[Stored dataset items]
◇ ◇ ◇ ◇ ◇
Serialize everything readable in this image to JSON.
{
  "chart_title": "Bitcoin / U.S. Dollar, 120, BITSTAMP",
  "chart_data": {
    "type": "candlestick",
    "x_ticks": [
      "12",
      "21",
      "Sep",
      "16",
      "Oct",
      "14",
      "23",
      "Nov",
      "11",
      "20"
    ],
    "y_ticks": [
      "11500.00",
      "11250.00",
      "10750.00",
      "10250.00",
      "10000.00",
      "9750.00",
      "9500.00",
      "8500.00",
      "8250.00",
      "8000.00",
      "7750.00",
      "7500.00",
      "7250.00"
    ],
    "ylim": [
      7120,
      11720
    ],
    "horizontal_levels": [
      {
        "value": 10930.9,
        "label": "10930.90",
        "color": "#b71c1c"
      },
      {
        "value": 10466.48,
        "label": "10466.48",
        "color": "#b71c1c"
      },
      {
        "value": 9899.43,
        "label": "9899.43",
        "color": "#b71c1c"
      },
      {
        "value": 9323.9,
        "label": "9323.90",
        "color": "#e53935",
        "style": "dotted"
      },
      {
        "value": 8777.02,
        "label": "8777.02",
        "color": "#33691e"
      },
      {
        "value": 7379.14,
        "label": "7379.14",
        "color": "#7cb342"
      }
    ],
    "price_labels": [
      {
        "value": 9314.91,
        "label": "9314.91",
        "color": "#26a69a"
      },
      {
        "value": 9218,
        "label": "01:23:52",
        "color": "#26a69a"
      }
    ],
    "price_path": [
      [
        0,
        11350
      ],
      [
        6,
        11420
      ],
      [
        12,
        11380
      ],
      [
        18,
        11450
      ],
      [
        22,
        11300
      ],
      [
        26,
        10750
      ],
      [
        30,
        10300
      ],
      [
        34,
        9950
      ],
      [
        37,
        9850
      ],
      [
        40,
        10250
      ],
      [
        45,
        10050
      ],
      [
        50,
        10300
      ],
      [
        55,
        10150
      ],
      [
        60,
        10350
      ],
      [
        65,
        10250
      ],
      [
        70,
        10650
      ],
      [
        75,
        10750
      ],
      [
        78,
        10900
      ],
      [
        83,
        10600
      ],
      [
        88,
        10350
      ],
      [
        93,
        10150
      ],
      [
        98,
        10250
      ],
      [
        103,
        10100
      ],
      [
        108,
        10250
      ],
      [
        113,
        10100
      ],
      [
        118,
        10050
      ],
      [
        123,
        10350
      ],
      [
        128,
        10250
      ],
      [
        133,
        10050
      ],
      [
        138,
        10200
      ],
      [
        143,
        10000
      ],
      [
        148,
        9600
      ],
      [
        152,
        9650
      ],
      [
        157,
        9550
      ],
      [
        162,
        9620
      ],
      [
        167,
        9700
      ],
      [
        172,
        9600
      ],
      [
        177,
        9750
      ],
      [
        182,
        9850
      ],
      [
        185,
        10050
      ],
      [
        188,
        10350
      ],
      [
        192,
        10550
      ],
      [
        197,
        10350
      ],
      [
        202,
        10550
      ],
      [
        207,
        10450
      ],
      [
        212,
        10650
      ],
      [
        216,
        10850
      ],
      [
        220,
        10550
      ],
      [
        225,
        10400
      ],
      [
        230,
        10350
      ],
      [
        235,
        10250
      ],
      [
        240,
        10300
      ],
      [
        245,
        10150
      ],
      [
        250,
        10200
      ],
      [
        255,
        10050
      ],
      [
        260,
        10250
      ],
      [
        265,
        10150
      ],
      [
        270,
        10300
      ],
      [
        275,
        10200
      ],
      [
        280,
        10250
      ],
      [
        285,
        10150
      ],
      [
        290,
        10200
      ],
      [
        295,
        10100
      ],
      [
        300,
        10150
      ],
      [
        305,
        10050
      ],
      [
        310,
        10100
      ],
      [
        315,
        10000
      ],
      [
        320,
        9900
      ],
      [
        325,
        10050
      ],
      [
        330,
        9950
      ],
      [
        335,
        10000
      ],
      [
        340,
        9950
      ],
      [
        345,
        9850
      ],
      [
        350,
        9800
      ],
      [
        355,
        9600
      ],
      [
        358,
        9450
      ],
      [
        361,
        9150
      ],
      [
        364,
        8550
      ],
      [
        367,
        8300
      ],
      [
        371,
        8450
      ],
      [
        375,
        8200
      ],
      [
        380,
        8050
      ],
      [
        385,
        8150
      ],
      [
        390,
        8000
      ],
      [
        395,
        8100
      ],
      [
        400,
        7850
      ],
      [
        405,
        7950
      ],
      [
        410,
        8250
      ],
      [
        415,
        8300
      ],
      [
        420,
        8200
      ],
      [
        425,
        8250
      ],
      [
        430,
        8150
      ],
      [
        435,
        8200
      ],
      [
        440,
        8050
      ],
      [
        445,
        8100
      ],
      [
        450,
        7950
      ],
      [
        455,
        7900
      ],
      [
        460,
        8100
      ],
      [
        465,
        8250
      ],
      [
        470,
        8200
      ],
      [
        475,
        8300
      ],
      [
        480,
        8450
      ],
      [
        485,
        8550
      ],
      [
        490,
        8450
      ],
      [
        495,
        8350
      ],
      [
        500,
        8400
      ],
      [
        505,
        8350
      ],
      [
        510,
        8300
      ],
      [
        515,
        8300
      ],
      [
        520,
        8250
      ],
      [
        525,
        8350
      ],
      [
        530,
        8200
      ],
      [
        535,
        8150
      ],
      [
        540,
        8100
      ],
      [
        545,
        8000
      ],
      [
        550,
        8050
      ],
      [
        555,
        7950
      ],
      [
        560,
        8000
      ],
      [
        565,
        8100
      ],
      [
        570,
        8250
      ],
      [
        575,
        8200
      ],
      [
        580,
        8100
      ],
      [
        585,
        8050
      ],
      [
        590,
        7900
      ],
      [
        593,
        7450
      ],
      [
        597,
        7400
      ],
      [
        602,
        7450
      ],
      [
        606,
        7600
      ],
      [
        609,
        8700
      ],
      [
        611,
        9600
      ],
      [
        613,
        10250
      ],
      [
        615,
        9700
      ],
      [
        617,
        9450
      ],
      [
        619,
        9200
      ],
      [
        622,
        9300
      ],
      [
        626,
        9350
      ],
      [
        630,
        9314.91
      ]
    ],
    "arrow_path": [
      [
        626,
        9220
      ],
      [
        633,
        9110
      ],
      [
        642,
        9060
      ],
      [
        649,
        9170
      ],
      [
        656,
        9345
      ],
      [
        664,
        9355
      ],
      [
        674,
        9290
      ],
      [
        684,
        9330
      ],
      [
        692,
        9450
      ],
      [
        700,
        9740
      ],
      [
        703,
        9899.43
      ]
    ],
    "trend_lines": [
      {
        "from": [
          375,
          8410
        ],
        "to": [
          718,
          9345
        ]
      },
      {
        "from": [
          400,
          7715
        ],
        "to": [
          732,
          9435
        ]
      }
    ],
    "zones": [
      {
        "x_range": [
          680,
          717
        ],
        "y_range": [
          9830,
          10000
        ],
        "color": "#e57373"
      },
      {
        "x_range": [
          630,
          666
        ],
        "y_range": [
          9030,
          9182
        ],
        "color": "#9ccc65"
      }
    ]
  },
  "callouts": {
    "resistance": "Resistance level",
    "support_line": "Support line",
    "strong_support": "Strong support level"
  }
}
◇ ◇ ◇ ◇ ◇
* **What is required**: Copy all the lines, exactly.

* **Expected answer**:
Serialize everything readable in this image to JSON.
{
  "chart_title": "Bitcoin / U.S. Dollar, 120, BITSTAMP",
  "chart_data": {
    "type": "candlestick",
    "x_ticks": [
      "12",
      "21",
      "Sep",
      "16",
      "Oct",
      "14",
      "23",
      "Nov",
      "11",
      "20"
    ],
    "y_ticks": [
      "11500.00",
      "11250.00",
      "10750.00",
      "10250.00",
      "10000.00",
      "9750.00",
      "9500.00",
      "8500.00",
      "8250.00",
      "8000.00",
      "7750.00",
      "7500.00",
      "7250.00"
    ],
    "ylim": [
      7120,
      11720
    ],
    "horizontal_levels": [
      {
        "value": 10930.9,
        "label": "10930.90",
        "color": "#b71c1c"
      },
      {
        "value": 10466.48,
        "label": "10466.48",
        "color": "#b71c1c"
      },
      {
        "value": 9899.43,
        "label": "9899.43",
        "color": "#b71c1c"
      },
      {
        "value": 9323.9,
        "label": "9323.90",
        "color": "#e53935",
        "style": "dotted"
      },
      {
        "value": 8777.02,
        "label": "8777.02",
        "color": "#33691e"
      },
      {
        "value": 7379.14,
        "label": "7379.14",
        "color": "#7cb342"
      }
    ],
    "price_labels": [
      {
        "value": 9314.91,
        "label": "9314.91",
        "color": "#26a69a"
      },
      {
        "value": 9218,
        "label": "01:23:52",
        "color": "#26a69a"
      }
    ],
    "price_path": [
      [
        0,
        11350
      ],
      [
        6,
        11420
      ],
      [
        12,
        11380
      ],
      [
        18,
        11450
      ],
      [
        22,
        11300
      ],
      [
        26,
        10750
      ],
      [
        30,
        10300
      ],
      [
        34,
        9950
      ],
      [
        37,
        9850
      ],
      [
        40,
        10250
      ],
      [
        45,
        10050
      ],
      [
        50,
        10300
      ],
      [
        55,
        10150
      ],
      [
        60,
        10350
      ],
      [
        65,
        10250
      ],
      [
        70,
        10650
      ],
      [
        75,
        10750
      ],
      [
        78,
        10900
      ],
      [
        83,
        10600
      ],
      [
        88,
        10350
      ],
      [
        93,
        10150
      ],
      [
        98,
        10250
      ],
      [
        103,
        10100
      ],
      [
        108,
        10250
      ],
      [
        113,
        10100
      ],
      [
        118,
        10050
      ],
      [
        123,
        10350
      ],
      [
        128,
        10250
      ],
      [
        133,
        10050
      ],
      [
        138,
        10200
      ],
      [
        143,
        10000
      ],
      [
        148,
        9600
      ],
      [
        152,
        9650
      ],
      [
        157,
        9550
      ],
      [
        162,
        9620
      ],
      [
        167,
        9700
      ],
      [
        172,
        9600
      ],
      [
        177,
        9750
      ],
      [
        182,
        9850
      ],
      [
        185,
        10050
      ],
      [
        188,
        10350
      ],
      [
        192,
        10550
      ],
      [
        197,
        10350
      ],
      [
        202,
        10550
      ],
      [
        207,
        10450
      ],
      [
        212,
        10650
      ],
      [
        216,
        10850
      ],
      [
        220,
        10550
      ],
      [
        225,
        10400
      ],
      [
        230,
        10350
      ],
      [
        235,
        10250
      ],
      [
        240,
        10300
      ],
      [
        245,
        10150
      ],
      [
        250,
        10200
      ],
      [
        255,
        10050
      ],
      [
        260,
        10250
      ],
      [
        265,
        10150
      ],
      [
        270,
        10300
      ],
      [
        275,
        10200
      ],
      [
        280,
        10250
      ],
      [
        285,
        10150
      ],
      [
        290,
        10200
      ],
      [
        295,
        10100
      ],
      [
        300,
        10150
      ],
      [
        305,
        10050
      ],
      [
        310,
        10100
      ],
      [
        315,
        10000
      ],
      [
        320,
        9900
      ],
      [
        325,
        10050
      ],
      [
        330,
        9950
      ],
      [
        335,
        10000
      ],
      [
        340,
        9950
      ],
      [
        345,
        9850
      ],
      [
        350,
        9800
      ],
      [
        355,
        9600
      ],
      [
        358,
        9450
      ],
      [
        361,
        9150
      ],
      [
        364,
        8550
      ],
      [
        367,
        8300
      ],
      [
        371,
        8450
      ],
      [
        375,
        8200
      ],
      [
        380,
        8050
      ],
      [
        385,
        8150
      ],
      [
        390,
        8000
      ],
      [
        395,
        8100
      ],
      [
        400,
        7850
      ],
      [
        405,
        7950
      ],
      [
        410,
        8250
      ],
      [
        415,
        8300
      ],
      [
        420,
        8200
      ],
      [
        425,
        8250
      ],
      [
        430,
        8150
      ],
      [
        435,
        8200
      ],
      [
        440,
        8050
      ],
      [
        445,
        8100
      ],
      [
        450,
        7950
      ],
      [
        455,
        7900
      ],
      [
        460,
        8100
      ],
      [
        465,
        8250
      ],
      [
        470,
        8200
      ],
      [
        475,
        8300
      ],
      [
        480,
        8450
      ],
      [
        485,
        8550
      ],
      [
        490,
        8450
      ],
      [
        495,
        8350
      ],
      [
        500,
        8400
      ],
      [
        505,
        8350
      ],
      [
        510,
        8300
      ],
      [
        515,
        8300
      ],
      [
        520,
        8250
      ],
      [
        525,
        8350
      ],
      [
        530,
        8200
      ],
      [
        535,
        8150
      ],
      [
        540,
        8100
      ],
      [
        545,
        8000
      ],
      [
        550,
        8050
      ],
      [
        555,
        7950
      ],
      [
        560,
        8000
      ],
      [
        565,
        8100
      ],
      [
        570,
        8250
      ],
      [
        575,
        8200
      ],
      [
        580,
        8100
      ],
      [
        585,
        8050
      ],
      [
        590,
        7900
      ],
      [
        593,
        7450
      ],
      [
        597,
        7400
      ],
      [
        602,
        7450
      ],
      [
        606,
        7600
      ],
      [
        609,
        8700
      ],
      [
        611,
        9600
      ],
      [
        613,
        10250
      ],
      [
        615,
        9700
      ],
      [
        617,
        9450
      ],
      [
        619,
        9200
      ],
      [
        622,
        9300
      ],
      [
        626,
        9350
      ],
      [
        630,
        9314.91
      ]
    ],
    "arrow_path": [
      [
        626,
        9220
      ],
      [
        633,
        9110
      ],
      [
        642,
        9060
      ],
      [
        649,
        9170
      ],
      [
        656,
        9345
      ],
      [
        664,
        9355
      ],
      [
        674,
        9290
      ],
      [
        684,
        9330
      ],
      [
        692,
        9450
      ],
      [
        700,
        9740
      ],
      [
        703,
        9899.43
      ]
    ],
    "trend_lines": [
      {
        "from": [
          375,
          8410
        ],
        "to": [
          718,
          9345
        ]
      },
      {
        "from": [
          400,
          7715
        ],
        "to": [
          732,
          9435
        ]
      }
    ],
    "zones": [
      {
        "x_range": [
          680,
          717
        ],
        "y_range": [
          9830,
          10000
        ],
        "color": "#e57373"
      },
      {
        "x_range": [
          630,
          666
        ],
        "y_range": [
          9030,
          9182
        ],
        "color": "#9ccc65"
      }
    ]
  },
  "callouts": {
    "resistance": "Resistance level",
    "support_line": "Support line",
    "strong_support": "Strong support level"
  }
}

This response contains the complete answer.